— START OF EXERCISE DATA —

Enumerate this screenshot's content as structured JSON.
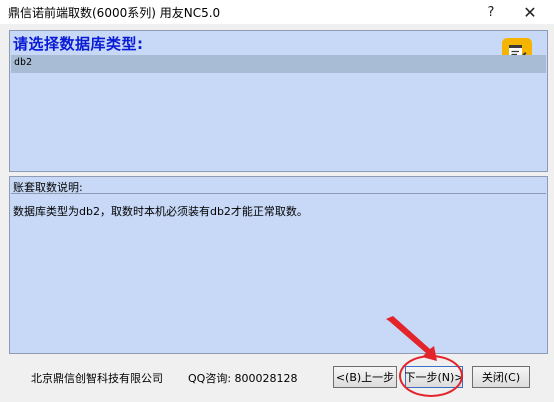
{
  "window": {
    "title": "鼎信诺前端取数(6000系列)  用友NC5.0",
    "help_glyph": "?",
    "close_glyph": "✕"
  },
  "db_panel": {
    "heading": "请选择数据库类型:",
    "items": [
      {
        "label": "db2",
        "selected": true
      }
    ],
    "icon": "note-edit-icon",
    "icon_color": "#f4b400",
    "background": "#c7d9f7",
    "selected_row_color": "#a9bcd6",
    "heading_color": "#0a1bd6"
  },
  "desc_panel": {
    "label": "账套取数说明:",
    "text": "数据库类型为db2，取数时本机必须装有db2才能正常取数。"
  },
  "footer": {
    "company": "北京鼎信创智科技有限公司",
    "qq": "QQ咨询: 800028128",
    "prev_label": "<(B)上一步",
    "next_label": "下一步(N)>",
    "close_label": "关闭(C)"
  },
  "annotation": {
    "color": "#e3242b"
  }
}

— END OF EXERCISE DATA —

Copy out the records above in full, exactly as written, but not the pictures.

Enumerate this screenshot's content as structured JSON.
{
  "window": {
    "title": "鼎信诺前端取数(6000系列)  用友NC5.0",
    "help_glyph": "?",
    "close_glyph": "✕"
  },
  "db_panel": {
    "heading": "请选择数据库类型:",
    "items": [
      {
        "label": "db2",
        "selected": true
      }
    ],
    "icon": "note-edit-icon",
    "icon_color": "#f4b400",
    "background": "#c7d9f7",
    "selected_row_color": "#a9bcd6",
    "heading_color": "#0a1bd6"
  },
  "desc_panel": {
    "label": "账套取数说明:",
    "text": "数据库类型为db2，取数时本机必须装有db2才能正常取数。"
  },
  "footer": {
    "company": "北京鼎信创智科技有限公司",
    "qq": "QQ咨询: 800028128",
    "prev_label": "<(B)上一步",
    "next_label": "下一步(N)>",
    "close_label": "关闭(C)"
  },
  "annotation": {
    "color": "#e3242b"
  }
}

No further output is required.